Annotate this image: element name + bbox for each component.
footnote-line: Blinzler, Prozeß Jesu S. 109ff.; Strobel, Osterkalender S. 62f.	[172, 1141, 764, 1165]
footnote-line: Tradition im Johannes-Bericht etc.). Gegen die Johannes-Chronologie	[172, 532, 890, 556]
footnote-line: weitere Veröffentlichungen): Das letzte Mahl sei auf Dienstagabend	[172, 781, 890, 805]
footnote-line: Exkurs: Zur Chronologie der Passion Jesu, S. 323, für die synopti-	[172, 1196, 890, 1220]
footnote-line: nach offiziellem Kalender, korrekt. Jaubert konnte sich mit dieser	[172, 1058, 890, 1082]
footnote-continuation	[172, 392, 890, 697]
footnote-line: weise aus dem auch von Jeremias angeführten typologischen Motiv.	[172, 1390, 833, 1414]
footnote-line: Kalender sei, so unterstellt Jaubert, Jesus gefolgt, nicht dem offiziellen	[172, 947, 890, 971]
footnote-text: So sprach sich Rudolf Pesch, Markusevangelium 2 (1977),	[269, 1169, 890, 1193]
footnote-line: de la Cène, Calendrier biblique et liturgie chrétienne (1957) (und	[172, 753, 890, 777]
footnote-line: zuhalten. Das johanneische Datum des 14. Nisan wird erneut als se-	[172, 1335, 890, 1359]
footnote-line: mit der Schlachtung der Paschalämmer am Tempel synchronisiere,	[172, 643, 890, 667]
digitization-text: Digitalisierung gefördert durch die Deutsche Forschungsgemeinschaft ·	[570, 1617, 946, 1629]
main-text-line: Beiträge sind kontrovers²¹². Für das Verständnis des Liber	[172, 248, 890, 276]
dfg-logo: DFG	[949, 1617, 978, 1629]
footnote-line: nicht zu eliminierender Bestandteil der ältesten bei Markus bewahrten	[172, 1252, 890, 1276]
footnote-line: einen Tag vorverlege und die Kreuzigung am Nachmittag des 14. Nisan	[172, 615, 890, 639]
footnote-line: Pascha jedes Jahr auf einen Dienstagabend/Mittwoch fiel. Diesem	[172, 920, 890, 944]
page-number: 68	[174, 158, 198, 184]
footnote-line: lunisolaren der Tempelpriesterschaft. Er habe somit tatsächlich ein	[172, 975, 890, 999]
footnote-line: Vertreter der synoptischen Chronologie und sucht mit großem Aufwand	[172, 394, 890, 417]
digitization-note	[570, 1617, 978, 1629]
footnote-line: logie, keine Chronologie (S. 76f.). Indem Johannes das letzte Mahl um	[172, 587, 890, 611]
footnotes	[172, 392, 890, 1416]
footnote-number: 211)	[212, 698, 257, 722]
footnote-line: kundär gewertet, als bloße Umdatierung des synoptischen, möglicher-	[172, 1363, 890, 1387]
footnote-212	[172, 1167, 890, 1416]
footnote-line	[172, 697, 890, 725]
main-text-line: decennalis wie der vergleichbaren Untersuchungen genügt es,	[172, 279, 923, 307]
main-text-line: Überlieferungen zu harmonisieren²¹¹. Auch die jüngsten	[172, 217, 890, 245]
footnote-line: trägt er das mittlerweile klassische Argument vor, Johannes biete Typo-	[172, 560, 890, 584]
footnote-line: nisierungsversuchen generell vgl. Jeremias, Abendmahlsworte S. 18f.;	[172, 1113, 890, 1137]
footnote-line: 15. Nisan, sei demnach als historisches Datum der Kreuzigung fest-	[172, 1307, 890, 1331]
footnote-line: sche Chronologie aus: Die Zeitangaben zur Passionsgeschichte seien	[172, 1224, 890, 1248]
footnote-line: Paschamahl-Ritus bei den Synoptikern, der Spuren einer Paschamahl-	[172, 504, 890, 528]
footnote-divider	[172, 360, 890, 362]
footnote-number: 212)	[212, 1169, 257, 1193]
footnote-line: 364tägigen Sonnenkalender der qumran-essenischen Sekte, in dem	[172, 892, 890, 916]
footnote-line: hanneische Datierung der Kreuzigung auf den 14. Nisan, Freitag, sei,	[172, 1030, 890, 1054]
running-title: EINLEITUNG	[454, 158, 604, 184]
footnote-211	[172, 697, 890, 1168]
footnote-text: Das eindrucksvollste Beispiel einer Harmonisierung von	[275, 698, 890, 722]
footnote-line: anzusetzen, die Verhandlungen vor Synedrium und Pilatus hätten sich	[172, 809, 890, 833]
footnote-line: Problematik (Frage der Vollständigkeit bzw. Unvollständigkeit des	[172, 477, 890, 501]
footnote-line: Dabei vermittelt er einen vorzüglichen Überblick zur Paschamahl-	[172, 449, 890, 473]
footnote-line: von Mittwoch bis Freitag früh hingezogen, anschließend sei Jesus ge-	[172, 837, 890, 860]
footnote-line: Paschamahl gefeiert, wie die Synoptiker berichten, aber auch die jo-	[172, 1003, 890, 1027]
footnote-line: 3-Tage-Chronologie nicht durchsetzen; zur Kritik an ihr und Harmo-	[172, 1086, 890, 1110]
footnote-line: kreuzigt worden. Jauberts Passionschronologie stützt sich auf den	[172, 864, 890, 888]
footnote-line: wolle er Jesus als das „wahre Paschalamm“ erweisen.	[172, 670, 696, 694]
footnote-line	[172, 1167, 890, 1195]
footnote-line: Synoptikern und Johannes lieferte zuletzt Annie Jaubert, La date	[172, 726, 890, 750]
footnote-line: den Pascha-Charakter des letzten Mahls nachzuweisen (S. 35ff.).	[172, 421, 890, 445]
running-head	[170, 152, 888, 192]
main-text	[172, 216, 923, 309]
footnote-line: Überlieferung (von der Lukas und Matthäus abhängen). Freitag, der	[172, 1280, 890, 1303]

### [Aim of the exercise]
Copy every record above verbatim, keeping each line as it stands.

### [Written answer]
Annotate this image: element name + bbox for each component.
footnote-line: Blinzler, Prozeß Jesu S. 109ff.; Strobel, Osterkalender S. 62f.	[172, 1141, 764, 1165]
footnote-line: Tradition im Johannes-Bericht etc.). Gegen die Johannes-Chronologie	[172, 532, 890, 556]
footnote-line: weitere Veröffentlichungen): Das letzte Mahl sei auf Dienstagabend	[172, 781, 890, 805]
footnote-line: Exkurs: Zur Chronologie der Passion Jesu, S. 323, für die synopti-	[172, 1196, 890, 1220]
footnote-line: nach offiziellem Kalender, korrekt. Jaubert konnte sich mit dieser	[172, 1058, 890, 1082]
footnote-continuation	[172, 392, 890, 697]
footnote-line: weise aus dem auch von Jeremias angeführten typologischen Motiv.	[172, 1390, 833, 1414]
footnote-line: Kalender sei, so unterstellt Jaubert, Jesus gefolgt, nicht dem offiziellen	[172, 947, 890, 971]
footnote-text: So sprach sich Rudolf Pesch, Markusevangelium 2 (1977),	[269, 1169, 890, 1193]
footnote-line: de la Cène, Calendrier biblique et liturgie chrétienne (1957) (und	[172, 753, 890, 777]
footnote-line: zuhalten. Das johanneische Datum des 14. Nisan wird erneut als se-	[172, 1335, 890, 1359]
footnote-line: mit der Schlachtung der Paschalämmer am Tempel synchronisiere,	[172, 643, 890, 667]
digitization-text: Digitalisierung gefördert durch die Deutsche Forschungsgemeinschaft ·	[570, 1617, 946, 1629]
main-text-line: Beiträge sind kontrovers²¹². Für das Verständnis des Liber	[172, 248, 890, 276]
dfg-logo: DFG	[949, 1617, 978, 1629]
footnote-line: nicht zu eliminierender Bestandteil der ältesten bei Markus bewahrten	[172, 1252, 890, 1276]
footnote-line: einen Tag vorverlege und die Kreuzigung am Nachmittag des 14. Nisan	[172, 615, 890, 639]
footnote-line: Pascha jedes Jahr auf einen Dienstagabend/Mittwoch fiel. Diesem	[172, 920, 890, 944]
page-number: 68	[174, 158, 198, 184]
footnote-line: lunisolaren der Tempelpriesterschaft. Er habe somit tatsächlich ein	[172, 975, 890, 999]
footnote-line: Vertreter der synoptischen Chronologie und sucht mit großem Aufwand	[172, 394, 890, 417]
digitization-note	[570, 1617, 978, 1629]
footnote-line: logie, keine Chronologie (S. 76f.). Indem Johannes das letzte Mahl um	[172, 587, 890, 611]
footnotes	[172, 392, 890, 1416]
footnote-number: 211)	[212, 698, 257, 722]
footnote-line: kundär gewertet, als bloße Umdatierung des synoptischen, möglicher-	[172, 1363, 890, 1387]
footnote-212	[172, 1167, 890, 1416]
footnote-line	[172, 697, 890, 725]
main-text-line: decennalis wie der vergleichbaren Untersuchungen genügt es,	[172, 279, 923, 307]
main-text-line: Überlieferungen zu harmonisieren²¹¹. Auch die jüngsten	[172, 217, 890, 245]
footnote-line: trägt er das mittlerweile klassische Argument vor, Johannes biete Typo-	[172, 560, 890, 584]
footnote-line: nisierungsversuchen generell vgl. Jeremias, Abendmahlsworte S. 18f.;	[172, 1113, 890, 1137]
footnote-line: 15. Nisan, sei demnach als historisches Datum der Kreuzigung fest-	[172, 1307, 890, 1331]
footnote-line: sche Chronologie aus: Die Zeitangaben zur Passionsgeschichte seien	[172, 1224, 890, 1248]
footnote-line: Paschamahl-Ritus bei den Synoptikern, der Spuren einer Paschamahl-	[172, 504, 890, 528]
footnote-divider	[172, 360, 890, 362]
footnote-number: 212)	[212, 1169, 257, 1193]
footnote-line: 364tägigen Sonnenkalender der qumran-essenischen Sekte, in dem	[172, 892, 890, 916]
footnote-line: hanneische Datierung der Kreuzigung auf den 14. Nisan, Freitag, sei,	[172, 1030, 890, 1054]
running-title: EINLEITUNG	[454, 158, 604, 184]
footnote-211	[172, 697, 890, 1168]
footnote-text: Das eindrucksvollste Beispiel einer Harmonisierung von	[275, 698, 890, 722]
footnote-line: anzusetzen, die Verhandlungen vor Synedrium und Pilatus hätten sich	[172, 809, 890, 833]
footnote-line: Problematik (Frage der Vollständigkeit bzw. Unvollständigkeit des	[172, 477, 890, 501]
footnote-line: Dabei vermittelt er einen vorzüglichen Überblick zur Paschamahl-	[172, 449, 890, 473]
footnote-line: von Mittwoch bis Freitag früh hingezogen, anschließend sei Jesus ge-	[172, 837, 890, 860]
footnote-line: Paschamahl gefeiert, wie die Synoptiker berichten, aber auch die jo-	[172, 1003, 890, 1027]
footnote-line: 3-Tage-Chronologie nicht durchsetzen; zur Kritik an ihr und Harmo-	[172, 1086, 890, 1110]
footnote-line: kreuzigt worden. Jauberts Passionschronologie stützt sich auf den	[172, 864, 890, 888]
footnote-line: wolle er Jesus als das „wahre Paschalamm“ erweisen.	[172, 670, 696, 694]
footnote-line	[172, 1167, 890, 1195]
footnote-line: Synoptikern und Johannes lieferte zuletzt Annie Jaubert, La date	[172, 726, 890, 750]
footnote-line: den Pascha-Charakter des letzten Mahls nachzuweisen (S. 35ff.).	[172, 421, 890, 445]
running-head	[170, 152, 888, 192]
main-text	[172, 216, 923, 309]
footnote-line: Überlieferung (von der Lukas und Matthäus abhängen). Freitag, der	[172, 1280, 890, 1303]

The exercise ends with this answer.